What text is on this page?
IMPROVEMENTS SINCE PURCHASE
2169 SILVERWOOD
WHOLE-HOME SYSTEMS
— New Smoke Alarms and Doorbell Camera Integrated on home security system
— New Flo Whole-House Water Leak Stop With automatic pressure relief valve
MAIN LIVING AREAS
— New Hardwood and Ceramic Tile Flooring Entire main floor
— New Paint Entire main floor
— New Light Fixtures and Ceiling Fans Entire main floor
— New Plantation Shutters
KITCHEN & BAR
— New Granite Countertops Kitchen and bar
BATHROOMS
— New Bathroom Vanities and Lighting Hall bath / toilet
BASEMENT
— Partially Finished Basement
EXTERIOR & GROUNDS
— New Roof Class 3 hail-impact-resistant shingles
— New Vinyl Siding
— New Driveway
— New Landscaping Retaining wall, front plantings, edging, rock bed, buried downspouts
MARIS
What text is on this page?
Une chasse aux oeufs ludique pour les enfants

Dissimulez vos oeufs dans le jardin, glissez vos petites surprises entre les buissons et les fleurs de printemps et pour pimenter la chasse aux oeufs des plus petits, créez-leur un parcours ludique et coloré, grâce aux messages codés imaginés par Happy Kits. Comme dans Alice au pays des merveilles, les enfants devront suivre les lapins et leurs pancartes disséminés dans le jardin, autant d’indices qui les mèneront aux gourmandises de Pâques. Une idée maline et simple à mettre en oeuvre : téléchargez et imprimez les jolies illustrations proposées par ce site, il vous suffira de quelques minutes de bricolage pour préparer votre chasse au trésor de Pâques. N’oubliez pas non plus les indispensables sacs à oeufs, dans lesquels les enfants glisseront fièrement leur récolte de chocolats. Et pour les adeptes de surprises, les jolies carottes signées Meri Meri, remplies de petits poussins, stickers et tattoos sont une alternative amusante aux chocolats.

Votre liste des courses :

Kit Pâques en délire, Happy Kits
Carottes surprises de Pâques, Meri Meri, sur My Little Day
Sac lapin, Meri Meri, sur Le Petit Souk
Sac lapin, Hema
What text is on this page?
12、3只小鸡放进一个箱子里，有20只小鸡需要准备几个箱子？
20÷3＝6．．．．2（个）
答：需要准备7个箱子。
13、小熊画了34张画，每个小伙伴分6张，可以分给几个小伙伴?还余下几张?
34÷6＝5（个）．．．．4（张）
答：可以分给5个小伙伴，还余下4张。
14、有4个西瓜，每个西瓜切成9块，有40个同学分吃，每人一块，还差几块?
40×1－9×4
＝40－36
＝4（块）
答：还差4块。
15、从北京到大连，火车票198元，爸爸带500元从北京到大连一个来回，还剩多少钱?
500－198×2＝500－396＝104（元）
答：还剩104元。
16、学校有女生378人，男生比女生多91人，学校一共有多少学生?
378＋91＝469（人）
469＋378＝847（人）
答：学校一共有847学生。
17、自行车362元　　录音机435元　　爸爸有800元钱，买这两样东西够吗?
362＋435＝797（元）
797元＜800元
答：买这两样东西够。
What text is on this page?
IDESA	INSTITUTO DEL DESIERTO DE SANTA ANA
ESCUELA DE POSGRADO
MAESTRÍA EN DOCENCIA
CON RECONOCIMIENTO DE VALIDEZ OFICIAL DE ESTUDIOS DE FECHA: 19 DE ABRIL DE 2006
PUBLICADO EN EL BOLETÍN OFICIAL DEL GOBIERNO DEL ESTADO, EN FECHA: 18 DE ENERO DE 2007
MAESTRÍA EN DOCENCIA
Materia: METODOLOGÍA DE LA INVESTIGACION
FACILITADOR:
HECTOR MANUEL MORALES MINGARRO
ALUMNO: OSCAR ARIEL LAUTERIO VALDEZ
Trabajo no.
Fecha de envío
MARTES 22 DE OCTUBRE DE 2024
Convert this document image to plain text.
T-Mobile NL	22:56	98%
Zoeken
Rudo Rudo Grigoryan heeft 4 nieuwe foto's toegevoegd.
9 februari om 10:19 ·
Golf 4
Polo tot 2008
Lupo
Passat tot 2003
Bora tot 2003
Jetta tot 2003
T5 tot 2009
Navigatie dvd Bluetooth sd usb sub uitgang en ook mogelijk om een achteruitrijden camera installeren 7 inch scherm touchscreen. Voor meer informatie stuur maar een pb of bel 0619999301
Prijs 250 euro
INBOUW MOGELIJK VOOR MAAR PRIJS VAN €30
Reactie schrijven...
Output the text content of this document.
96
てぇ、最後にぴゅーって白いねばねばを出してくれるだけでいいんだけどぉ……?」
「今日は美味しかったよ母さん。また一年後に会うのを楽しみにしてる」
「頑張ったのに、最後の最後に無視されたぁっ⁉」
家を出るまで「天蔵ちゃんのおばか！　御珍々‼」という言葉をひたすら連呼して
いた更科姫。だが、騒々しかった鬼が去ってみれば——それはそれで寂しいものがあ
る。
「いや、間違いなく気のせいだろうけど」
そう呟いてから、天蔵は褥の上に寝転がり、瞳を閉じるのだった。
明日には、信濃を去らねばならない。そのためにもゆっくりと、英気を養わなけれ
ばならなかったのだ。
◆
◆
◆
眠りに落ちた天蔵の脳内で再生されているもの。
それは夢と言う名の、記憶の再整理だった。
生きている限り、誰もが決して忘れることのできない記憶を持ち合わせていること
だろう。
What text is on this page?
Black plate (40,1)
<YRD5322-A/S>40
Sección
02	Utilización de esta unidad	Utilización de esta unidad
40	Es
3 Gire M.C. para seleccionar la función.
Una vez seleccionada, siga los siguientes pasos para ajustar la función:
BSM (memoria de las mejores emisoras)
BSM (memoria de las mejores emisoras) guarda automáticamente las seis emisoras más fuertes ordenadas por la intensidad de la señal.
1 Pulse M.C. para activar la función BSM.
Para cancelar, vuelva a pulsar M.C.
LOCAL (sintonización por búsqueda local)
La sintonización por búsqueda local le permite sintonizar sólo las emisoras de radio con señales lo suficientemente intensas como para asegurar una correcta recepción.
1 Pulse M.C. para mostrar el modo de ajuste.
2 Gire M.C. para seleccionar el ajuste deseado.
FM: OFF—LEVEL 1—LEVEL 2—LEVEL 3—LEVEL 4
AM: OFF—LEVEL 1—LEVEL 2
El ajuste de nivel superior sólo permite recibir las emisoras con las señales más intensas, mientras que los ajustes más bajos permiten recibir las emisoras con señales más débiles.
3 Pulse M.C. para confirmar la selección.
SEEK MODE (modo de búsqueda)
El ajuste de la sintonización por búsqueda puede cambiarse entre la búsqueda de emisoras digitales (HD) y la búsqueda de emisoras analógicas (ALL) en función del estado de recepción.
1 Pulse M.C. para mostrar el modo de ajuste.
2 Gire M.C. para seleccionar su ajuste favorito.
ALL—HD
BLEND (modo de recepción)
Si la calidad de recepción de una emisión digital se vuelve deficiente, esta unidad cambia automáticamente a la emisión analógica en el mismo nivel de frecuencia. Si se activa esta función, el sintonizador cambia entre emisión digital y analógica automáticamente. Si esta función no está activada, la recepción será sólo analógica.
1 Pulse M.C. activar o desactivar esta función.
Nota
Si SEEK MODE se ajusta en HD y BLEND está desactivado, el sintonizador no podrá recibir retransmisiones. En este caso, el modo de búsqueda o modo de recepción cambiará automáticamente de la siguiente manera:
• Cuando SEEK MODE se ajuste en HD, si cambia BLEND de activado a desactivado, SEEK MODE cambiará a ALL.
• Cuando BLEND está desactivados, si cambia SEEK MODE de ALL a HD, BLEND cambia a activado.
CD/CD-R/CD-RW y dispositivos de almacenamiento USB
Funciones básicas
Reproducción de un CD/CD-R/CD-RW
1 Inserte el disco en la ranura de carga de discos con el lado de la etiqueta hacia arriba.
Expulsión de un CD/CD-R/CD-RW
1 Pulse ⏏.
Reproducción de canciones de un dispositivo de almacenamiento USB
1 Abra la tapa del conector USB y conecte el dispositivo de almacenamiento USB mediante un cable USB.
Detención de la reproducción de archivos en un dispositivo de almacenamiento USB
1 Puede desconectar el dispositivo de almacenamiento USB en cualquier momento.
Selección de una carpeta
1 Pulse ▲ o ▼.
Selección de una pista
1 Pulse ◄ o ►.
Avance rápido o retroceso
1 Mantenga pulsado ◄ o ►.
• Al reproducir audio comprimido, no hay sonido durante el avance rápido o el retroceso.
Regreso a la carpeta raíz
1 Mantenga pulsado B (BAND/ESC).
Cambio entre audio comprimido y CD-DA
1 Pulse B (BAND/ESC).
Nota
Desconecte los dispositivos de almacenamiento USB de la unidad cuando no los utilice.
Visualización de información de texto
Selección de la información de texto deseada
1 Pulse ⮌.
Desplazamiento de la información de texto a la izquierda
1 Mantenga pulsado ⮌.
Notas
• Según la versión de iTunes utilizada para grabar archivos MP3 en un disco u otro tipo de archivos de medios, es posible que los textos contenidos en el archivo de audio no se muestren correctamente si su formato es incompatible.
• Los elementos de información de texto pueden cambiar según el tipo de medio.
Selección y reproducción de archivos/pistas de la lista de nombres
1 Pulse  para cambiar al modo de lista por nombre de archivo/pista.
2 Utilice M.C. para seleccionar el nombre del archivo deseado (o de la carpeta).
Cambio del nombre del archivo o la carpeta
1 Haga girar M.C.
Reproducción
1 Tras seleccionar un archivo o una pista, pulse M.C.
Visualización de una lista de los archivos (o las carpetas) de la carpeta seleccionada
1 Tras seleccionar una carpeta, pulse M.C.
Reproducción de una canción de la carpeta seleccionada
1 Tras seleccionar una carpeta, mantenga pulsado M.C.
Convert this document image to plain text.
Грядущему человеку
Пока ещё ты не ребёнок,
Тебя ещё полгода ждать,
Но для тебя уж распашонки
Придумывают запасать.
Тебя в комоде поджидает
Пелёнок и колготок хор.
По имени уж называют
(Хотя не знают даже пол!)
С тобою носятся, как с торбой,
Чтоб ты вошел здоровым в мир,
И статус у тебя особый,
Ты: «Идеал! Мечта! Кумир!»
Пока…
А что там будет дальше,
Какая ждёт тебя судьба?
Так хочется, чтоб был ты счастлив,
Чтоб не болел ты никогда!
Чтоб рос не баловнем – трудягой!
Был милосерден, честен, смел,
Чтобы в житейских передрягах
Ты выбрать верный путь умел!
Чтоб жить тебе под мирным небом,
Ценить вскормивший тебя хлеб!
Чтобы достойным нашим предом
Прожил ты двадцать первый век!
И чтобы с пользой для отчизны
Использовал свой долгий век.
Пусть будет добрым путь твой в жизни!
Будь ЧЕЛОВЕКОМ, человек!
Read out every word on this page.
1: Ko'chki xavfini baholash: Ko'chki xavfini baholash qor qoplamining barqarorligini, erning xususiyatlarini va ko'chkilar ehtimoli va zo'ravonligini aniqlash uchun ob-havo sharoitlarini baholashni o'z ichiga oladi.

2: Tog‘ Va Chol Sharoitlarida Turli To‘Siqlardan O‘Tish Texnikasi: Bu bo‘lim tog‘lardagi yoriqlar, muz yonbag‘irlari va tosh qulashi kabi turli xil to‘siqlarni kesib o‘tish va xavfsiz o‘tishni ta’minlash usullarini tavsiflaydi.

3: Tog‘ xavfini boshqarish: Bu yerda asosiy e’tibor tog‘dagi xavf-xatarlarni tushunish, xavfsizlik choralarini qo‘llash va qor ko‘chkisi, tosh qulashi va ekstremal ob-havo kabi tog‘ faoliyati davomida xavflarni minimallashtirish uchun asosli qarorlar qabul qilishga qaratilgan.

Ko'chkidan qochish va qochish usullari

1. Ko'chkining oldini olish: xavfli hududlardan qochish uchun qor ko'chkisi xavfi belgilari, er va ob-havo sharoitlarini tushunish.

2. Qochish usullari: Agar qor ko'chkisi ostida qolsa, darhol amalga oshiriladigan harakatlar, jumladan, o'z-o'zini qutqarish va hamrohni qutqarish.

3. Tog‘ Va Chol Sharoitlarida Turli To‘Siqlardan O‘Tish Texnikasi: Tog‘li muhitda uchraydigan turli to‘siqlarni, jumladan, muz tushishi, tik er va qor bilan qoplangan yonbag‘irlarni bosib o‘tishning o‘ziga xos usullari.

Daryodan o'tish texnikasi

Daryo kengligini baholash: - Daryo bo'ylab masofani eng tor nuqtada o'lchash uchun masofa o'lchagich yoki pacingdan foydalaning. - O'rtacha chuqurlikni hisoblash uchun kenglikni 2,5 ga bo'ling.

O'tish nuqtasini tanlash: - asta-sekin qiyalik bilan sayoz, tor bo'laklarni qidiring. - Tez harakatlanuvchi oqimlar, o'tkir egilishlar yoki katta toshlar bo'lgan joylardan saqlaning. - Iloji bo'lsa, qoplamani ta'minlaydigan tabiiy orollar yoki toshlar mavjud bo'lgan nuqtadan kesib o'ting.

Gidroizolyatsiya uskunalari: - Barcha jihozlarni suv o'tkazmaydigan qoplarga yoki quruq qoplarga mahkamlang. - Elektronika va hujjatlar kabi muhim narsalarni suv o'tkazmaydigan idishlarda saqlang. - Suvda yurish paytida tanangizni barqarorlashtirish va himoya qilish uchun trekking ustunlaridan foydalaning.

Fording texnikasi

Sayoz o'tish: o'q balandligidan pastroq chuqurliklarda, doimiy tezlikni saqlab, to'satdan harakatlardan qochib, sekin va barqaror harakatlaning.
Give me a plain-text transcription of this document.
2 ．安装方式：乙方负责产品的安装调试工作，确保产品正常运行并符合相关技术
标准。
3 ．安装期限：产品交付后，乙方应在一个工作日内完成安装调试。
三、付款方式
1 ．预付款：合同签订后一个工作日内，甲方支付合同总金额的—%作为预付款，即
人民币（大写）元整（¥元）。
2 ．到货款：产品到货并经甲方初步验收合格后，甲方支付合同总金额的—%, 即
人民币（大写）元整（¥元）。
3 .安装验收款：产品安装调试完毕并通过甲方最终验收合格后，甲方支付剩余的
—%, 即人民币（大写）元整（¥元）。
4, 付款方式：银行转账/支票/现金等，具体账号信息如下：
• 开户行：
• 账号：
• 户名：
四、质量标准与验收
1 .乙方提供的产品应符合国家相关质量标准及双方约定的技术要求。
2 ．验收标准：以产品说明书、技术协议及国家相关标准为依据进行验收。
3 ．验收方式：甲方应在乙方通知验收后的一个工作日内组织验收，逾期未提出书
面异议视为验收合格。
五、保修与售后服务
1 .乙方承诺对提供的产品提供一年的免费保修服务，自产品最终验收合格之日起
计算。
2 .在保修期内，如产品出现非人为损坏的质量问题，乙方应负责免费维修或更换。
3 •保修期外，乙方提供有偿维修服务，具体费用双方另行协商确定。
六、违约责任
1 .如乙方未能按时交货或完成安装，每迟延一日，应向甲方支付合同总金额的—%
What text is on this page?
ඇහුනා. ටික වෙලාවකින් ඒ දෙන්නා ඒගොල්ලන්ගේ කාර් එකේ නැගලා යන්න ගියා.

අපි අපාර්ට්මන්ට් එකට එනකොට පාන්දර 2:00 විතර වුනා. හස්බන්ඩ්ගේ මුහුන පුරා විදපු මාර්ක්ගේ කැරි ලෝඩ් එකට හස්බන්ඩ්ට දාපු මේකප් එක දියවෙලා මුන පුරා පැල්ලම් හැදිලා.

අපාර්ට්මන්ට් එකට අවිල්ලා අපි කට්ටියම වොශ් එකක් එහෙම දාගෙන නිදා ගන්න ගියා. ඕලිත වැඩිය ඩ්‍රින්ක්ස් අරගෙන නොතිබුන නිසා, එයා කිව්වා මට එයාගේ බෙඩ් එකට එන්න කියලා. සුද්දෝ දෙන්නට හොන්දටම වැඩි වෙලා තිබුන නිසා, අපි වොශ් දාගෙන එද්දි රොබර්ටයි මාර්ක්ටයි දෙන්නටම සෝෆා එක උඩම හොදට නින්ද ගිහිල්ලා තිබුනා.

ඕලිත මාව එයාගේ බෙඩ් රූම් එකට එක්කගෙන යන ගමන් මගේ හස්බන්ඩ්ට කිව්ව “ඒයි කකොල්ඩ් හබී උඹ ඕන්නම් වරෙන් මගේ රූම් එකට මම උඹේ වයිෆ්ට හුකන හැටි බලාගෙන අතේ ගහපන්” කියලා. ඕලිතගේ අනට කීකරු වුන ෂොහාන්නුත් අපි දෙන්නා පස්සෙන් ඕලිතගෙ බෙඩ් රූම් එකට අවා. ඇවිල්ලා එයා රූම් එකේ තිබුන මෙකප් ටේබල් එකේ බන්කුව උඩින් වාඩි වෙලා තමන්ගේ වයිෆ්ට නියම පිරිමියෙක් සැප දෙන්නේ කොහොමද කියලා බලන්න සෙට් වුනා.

━━━━━━━━━━━━━━━━

Which lines include the word "rápido"? List them all.

CORRECT RESULT:
Avance rápido o retroceso
• Al reproducir audio comprimido, no hay sonido durante el avance rápido o el retroceso.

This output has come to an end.